### RAW RECORDS
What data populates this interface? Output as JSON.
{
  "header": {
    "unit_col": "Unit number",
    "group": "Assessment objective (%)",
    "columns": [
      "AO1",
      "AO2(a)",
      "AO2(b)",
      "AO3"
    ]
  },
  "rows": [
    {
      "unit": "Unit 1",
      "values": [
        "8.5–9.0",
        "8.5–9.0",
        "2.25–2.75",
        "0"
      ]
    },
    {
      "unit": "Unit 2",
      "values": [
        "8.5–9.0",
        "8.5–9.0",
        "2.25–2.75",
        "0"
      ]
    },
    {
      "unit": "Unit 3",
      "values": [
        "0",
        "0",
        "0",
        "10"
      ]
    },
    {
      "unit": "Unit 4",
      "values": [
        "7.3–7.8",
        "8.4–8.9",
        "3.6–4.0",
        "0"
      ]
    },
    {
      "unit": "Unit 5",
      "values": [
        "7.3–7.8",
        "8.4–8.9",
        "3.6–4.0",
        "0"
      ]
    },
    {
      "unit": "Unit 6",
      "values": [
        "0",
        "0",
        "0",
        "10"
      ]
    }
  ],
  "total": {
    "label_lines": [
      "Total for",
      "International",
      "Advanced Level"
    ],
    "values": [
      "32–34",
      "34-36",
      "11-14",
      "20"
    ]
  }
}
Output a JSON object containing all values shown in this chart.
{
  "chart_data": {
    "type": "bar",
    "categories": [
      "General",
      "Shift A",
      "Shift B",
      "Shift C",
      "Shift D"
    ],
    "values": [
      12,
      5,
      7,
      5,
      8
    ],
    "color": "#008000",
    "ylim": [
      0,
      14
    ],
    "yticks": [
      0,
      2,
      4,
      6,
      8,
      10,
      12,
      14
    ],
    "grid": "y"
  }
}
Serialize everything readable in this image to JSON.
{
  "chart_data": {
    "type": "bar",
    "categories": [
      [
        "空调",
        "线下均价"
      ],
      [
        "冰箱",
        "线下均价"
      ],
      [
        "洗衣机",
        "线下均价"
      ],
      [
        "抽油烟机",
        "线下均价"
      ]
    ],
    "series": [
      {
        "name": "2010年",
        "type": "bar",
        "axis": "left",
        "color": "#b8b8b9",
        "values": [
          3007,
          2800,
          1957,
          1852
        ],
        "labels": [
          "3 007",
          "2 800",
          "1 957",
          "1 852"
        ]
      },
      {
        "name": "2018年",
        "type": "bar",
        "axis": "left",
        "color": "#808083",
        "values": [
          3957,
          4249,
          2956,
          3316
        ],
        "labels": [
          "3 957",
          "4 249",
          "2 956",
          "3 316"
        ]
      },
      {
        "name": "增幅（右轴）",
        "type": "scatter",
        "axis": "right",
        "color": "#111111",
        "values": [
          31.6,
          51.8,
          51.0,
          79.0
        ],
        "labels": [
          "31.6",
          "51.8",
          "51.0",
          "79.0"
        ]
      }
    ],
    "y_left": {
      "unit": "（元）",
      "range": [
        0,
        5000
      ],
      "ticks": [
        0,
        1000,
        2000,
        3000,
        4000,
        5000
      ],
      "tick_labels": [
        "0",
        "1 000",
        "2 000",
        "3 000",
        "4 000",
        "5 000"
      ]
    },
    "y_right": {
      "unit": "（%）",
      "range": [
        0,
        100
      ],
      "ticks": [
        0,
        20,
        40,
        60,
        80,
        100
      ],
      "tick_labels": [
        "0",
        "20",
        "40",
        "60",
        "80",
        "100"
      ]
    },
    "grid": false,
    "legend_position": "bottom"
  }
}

### OBJECTIVE
Output all of the material, please, exactly as it stands.

### RESPONSE
What data populates this interface? Output as JSON.
{
  "header": {
    "unit_col": "Unit number",
    "group": "Assessment objective (%)",
    "columns": [
      "AO1",
      "AO2(a)",
      "AO2(b)",
      "AO3"
    ]
  },
  "rows": [
    {
      "unit": "Unit 1",
      "values": [
        "8.5–9.0",
        "8.5–9.0",
        "2.25–2.75",
        "0"
      ]
    },
    {
      "unit": "Unit 2",
      "values": [
        "8.5–9.0",
        "8.5–9.0",
        "2.25–2.75",
        "0"
      ]
    },
    {
      "unit": "Unit 3",
      "values": [
        "0",
        "0",
        "0",
        "10"
      ]
    },
    {
      "unit": "Unit 4",
      "values": [
        "7.3–7.8",
        "8.4–8.9",
        "3.6–4.0",
        "0"
      ]
    },
    {
      "unit": "Unit 5",
      "values": [
        "7.3–7.8",
        "8.4–8.9",
        "3.6–4.0",
        "0"
      ]
    },
    {
      "unit": "Unit 6",
      "values": [
        "0",
        "0",
        "0",
        "10"
      ]
    }
  ],
  "total": {
    "label_lines": [
      "Total for",
      "International",
      "Advanced Level"
    ],
    "values": [
      "32–34",
      "34-36",
      "11-14",
      "20"
    ]
  }
}
Output a JSON object containing all values shown in this chart.
{
  "chart_data": {
    "type": "bar",
    "categories": [
      "General",
      "Shift A",
      "Shift B",
      "Shift C",
      "Shift D"
    ],
    "values": [
      12,
      5,
      7,
      5,
      8
    ],
    "color": "#008000",
    "ylim": [
      0,
      14
    ],
    "yticks": [
      0,
      2,
      4,
      6,
      8,
      10,
      12,
      14
    ],
    "grid": "y"
  }
}
Serialize everything readable in this image to JSON.
{
  "chart_data": {
    "type": "bar",
    "categories": [
      [
        "空调",
        "线下均价"
      ],
      [
        "冰箱",
        "线下均价"
      ],
      [
        "洗衣机",
        "线下均价"
      ],
      [
        "抽油烟机",
        "线下均价"
      ]
    ],
    "series": [
      {
        "name": "2010年",
        "type": "bar",
        "axis": "left",
        "color": "#b8b8b9",
        "values": [
          3007,
          2800,
          1957,
          1852
        ],
        "labels": [
          "3 007",
          "2 800",
          "1 957",
          "1 852"
        ]
      },
      {
        "name": "2018年",
        "type": "bar",
        "axis": "left",
        "color": "#808083",
        "values": [
          3957,
          4249,
          2956,
          3316
        ],
        "labels": [
          "3 957",
          "4 249",
          "2 956",
          "3 316"
        ]
      },
      {
        "name": "增幅（右轴）",
        "type": "scatter",
        "axis": "right",
        "color": "#111111",
        "values": [
          31.6,
          51.8,
          51.0,
          79.0
        ],
        "labels": [
          "31.6",
          "51.8",
          "51.0",
          "79.0"
        ]
      }
    ],
    "y_left": {
      "unit": "（元）",
      "range": [
        0,
        5000
      ],
      "ticks": [
        0,
        1000,
        2000,
        3000,
        4000,
        5000
      ],
      "tick_labels": [
        "0",
        "1 000",
        "2 000",
        "3 000",
        "4 000",
        "5 000"
      ]
    },
    "y_right": {
      "unit": "（%）",
      "range": [
        0,
        100
      ],
      "ticks": [
        0,
        20,
        40,
        60,
        80,
        100
      ],
      "tick_labels": [
        "0",
        "20",
        "40",
        "60",
        "80",
        "100"
      ]
    },
    "grid": false,
    "legend_position": "bottom"
  }
}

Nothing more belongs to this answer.